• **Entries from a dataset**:
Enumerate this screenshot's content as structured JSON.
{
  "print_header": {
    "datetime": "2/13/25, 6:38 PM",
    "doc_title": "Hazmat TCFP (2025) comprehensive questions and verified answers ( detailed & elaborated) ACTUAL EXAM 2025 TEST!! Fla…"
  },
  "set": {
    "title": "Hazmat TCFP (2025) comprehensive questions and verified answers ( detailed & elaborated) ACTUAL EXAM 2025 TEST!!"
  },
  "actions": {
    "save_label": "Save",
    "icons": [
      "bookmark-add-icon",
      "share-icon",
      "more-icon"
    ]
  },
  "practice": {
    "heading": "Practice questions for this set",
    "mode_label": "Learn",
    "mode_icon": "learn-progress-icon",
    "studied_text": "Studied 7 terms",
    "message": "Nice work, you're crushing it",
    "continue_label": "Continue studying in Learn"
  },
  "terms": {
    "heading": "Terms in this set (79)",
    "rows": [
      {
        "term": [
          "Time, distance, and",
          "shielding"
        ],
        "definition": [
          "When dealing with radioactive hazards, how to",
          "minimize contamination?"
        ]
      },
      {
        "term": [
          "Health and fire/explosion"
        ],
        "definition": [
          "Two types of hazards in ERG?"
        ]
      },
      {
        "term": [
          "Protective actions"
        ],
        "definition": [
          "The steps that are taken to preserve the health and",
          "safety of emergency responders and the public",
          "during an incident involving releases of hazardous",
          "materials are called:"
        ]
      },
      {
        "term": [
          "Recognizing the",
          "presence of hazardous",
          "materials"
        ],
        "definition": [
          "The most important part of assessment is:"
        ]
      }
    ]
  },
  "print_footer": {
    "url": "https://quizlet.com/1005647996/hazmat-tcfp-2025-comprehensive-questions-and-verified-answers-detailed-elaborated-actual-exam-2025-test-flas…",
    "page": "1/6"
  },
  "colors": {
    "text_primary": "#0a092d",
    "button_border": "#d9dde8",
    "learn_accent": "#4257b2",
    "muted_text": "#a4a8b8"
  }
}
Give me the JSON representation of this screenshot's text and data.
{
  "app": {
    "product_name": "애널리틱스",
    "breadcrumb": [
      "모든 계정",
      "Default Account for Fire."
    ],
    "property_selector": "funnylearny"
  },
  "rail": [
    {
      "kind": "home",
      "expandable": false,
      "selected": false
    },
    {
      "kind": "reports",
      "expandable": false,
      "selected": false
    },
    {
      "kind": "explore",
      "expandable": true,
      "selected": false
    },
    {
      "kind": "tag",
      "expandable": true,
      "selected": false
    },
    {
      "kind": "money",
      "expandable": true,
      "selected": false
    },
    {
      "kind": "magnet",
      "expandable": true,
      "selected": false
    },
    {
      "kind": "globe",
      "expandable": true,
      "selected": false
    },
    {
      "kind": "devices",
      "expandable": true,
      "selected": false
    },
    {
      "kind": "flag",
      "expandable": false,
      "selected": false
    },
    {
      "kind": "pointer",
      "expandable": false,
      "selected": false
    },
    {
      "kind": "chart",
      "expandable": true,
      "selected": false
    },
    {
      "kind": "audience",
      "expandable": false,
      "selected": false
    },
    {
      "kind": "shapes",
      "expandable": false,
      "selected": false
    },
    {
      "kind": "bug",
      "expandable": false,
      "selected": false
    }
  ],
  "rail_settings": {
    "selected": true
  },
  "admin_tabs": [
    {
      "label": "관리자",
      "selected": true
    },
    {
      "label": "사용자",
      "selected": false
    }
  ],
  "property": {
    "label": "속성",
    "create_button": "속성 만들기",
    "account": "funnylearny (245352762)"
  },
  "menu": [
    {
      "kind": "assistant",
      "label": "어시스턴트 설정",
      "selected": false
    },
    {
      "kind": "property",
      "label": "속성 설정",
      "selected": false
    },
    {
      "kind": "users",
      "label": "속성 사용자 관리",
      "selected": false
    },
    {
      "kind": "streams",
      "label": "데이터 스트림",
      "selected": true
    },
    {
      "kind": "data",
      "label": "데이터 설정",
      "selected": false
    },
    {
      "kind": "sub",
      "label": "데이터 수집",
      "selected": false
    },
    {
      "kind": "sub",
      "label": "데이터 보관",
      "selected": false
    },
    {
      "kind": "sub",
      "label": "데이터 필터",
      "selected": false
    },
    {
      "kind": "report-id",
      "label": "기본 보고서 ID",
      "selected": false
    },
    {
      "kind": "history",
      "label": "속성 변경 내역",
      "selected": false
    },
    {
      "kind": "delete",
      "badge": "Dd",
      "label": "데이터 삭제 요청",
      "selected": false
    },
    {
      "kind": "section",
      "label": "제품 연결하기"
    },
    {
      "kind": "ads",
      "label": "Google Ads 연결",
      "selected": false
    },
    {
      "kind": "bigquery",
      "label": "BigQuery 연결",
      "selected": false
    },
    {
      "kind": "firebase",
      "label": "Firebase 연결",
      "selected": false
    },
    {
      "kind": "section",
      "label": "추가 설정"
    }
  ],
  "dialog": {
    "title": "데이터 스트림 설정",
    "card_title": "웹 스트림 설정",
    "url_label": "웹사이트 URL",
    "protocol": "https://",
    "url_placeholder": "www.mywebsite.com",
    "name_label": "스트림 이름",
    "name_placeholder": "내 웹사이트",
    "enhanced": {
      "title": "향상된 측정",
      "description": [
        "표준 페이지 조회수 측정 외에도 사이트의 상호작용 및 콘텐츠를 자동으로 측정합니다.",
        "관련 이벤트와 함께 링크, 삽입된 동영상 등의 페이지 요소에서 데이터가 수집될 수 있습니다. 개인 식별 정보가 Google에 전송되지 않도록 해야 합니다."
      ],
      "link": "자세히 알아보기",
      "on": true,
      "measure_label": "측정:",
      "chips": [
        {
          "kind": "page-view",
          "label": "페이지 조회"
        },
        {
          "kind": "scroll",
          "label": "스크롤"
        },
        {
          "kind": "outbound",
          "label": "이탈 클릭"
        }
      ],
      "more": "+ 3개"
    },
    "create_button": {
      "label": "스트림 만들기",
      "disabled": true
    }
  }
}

• **Exercise description**: From the records above, extract every entry exactly as given.

• **Exercise answer**:
Enumerate this screenshot's content as structured JSON.
{
  "print_header": {
    "datetime": "2/13/25, 6:38 PM",
    "doc_title": "Hazmat TCFP (2025) comprehensive questions and verified answers ( detailed & elaborated) ACTUAL EXAM 2025 TEST!! Fla…"
  },
  "set": {
    "title": "Hazmat TCFP (2025) comprehensive questions and verified answers ( detailed & elaborated) ACTUAL EXAM 2025 TEST!!"
  },
  "actions": {
    "save_label": "Save",
    "icons": [
      "bookmark-add-icon",
      "share-icon",
      "more-icon"
    ]
  },
  "practice": {
    "heading": "Practice questions for this set",
    "mode_label": "Learn",
    "mode_icon": "learn-progress-icon",
    "studied_text": "Studied 7 terms",
    "message": "Nice work, you're crushing it",
    "continue_label": "Continue studying in Learn"
  },
  "terms": {
    "heading": "Terms in this set (79)",
    "rows": [
      {
        "term": [
          "Time, distance, and",
          "shielding"
        ],
        "definition": [
          "When dealing with radioactive hazards, how to",
          "minimize contamination?"
        ]
      },
      {
        "term": [
          "Health and fire/explosion"
        ],
        "definition": [
          "Two types of hazards in ERG?"
        ]
      },
      {
        "term": [
          "Protective actions"
        ],
        "definition": [
          "The steps that are taken to preserve the health and",
          "safety of emergency responders and the public",
          "during an incident involving releases of hazardous",
          "materials are called:"
        ]
      },
      {
        "term": [
          "Recognizing the",
          "presence of hazardous",
          "materials"
        ],
        "definition": [
          "The most important part of assessment is:"
        ]
      }
    ]
  },
  "print_footer": {
    "url": "https://quizlet.com/1005647996/hazmat-tcfp-2025-comprehensive-questions-and-verified-answers-detailed-elaborated-actual-exam-2025-test-flas…",
    "page": "1/6"
  },
  "colors": {
    "text_primary": "#0a092d",
    "button_border": "#d9dde8",
    "learn_accent": "#4257b2",
    "muted_text": "#a4a8b8"
  }
}
Give me the JSON representation of this screenshot's text and data.
{
  "app": {
    "product_name": "애널리틱스",
    "breadcrumb": [
      "모든 계정",
      "Default Account for Fire."
    ],
    "property_selector": "funnylearny"
  },
  "rail": [
    {
      "kind": "home",
      "expandable": false,
      "selected": false
    },
    {
      "kind": "reports",
      "expandable": false,
      "selected": false
    },
    {
      "kind": "explore",
      "expandable": true,
      "selected": false
    },
    {
      "kind": "tag",
      "expandable": true,
      "selected": false
    },
    {
      "kind": "money",
      "expandable": true,
      "selected": false
    },
    {
      "kind": "magnet",
      "expandable": true,
      "selected": false
    },
    {
      "kind": "globe",
      "expandable": true,
      "selected": false
    },
    {
      "kind": "devices",
      "expandable": true,
      "selected": false
    },
    {
      "kind": "flag",
      "expandable": false,
      "selected": false
    },
    {
      "kind": "pointer",
      "expandable": false,
      "selected": false
    },
    {
      "kind": "chart",
      "expandable": true,
      "selected": false
    },
    {
      "kind": "audience",
      "expandable": false,
      "selected": false
    },
    {
      "kind": "shapes",
      "expandable": false,
      "selected": false
    },
    {
      "kind": "bug",
      "expandable": false,
      "selected": false
    }
  ],
  "rail_settings": {
    "selected": true
  },
  "admin_tabs": [
    {
      "label": "관리자",
      "selected": true
    },
    {
      "label": "사용자",
      "selected": false
    }
  ],
  "property": {
    "label": "속성",
    "create_button": "속성 만들기",
    "account": "funnylearny (245352762)"
  },
  "menu": [
    {
      "kind": "assistant",
      "label": "어시스턴트 설정",
      "selected": false
    },
    {
      "kind": "property",
      "label": "속성 설정",
      "selected": false
    },
    {
      "kind": "users",
      "label": "속성 사용자 관리",
      "selected": false
    },
    {
      "kind": "streams",
      "label": "데이터 스트림",
      "selected": true
    },
    {
      "kind": "data",
      "label": "데이터 설정",
      "selected": false
    },
    {
      "kind": "sub",
      "label": "데이터 수집",
      "selected": false
    },
    {
      "kind": "sub",
      "label": "데이터 보관",
      "selected": false
    },
    {
      "kind": "sub",
      "label": "데이터 필터",
      "selected": false
    },
    {
      "kind": "report-id",
      "label": "기본 보고서 ID",
      "selected": false
    },
    {
      "kind": "history",
      "label": "속성 변경 내역",
      "selected": false
    },
    {
      "kind": "delete",
      "badge": "Dd",
      "label": "데이터 삭제 요청",
      "selected": false
    },
    {
      "kind": "section",
      "label": "제품 연결하기"
    },
    {
      "kind": "ads",
      "label": "Google Ads 연결",
      "selected": false
    },
    {
      "kind": "bigquery",
      "label": "BigQuery 연결",
      "selected": false
    },
    {
      "kind": "firebase",
      "label": "Firebase 연결",
      "selected": false
    },
    {
      "kind": "section",
      "label": "추가 설정"
    }
  ],
  "dialog": {
    "title": "데이터 스트림 설정",
    "card_title": "웹 스트림 설정",
    "url_label": "웹사이트 URL",
    "protocol": "https://",
    "url_placeholder": "www.mywebsite.com",
    "name_label": "스트림 이름",
    "name_placeholder": "내 웹사이트",
    "enhanced": {
      "title": "향상된 측정",
      "description": [
        "표준 페이지 조회수 측정 외에도 사이트의 상호작용 및 콘텐츠를 자동으로 측정합니다.",
        "관련 이벤트와 함께 링크, 삽입된 동영상 등의 페이지 요소에서 데이터가 수집될 수 있습니다. 개인 식별 정보가 Google에 전송되지 않도록 해야 합니다."
      ],
      "link": "자세히 알아보기",
      "on": true,
      "measure_label": "측정:",
      "chips": [
        {
          "kind": "page-view",
          "label": "페이지 조회"
        },
        {
          "kind": "scroll",
          "label": "스크롤"
        },
        {
          "kind": "outbound",
          "label": "이탈 클릭"
        }
      ],
      "more": "+ 3개"
    },
    "create_button": {
      "label": "스트림 만들기",
      "disabled": true
    }
  }
}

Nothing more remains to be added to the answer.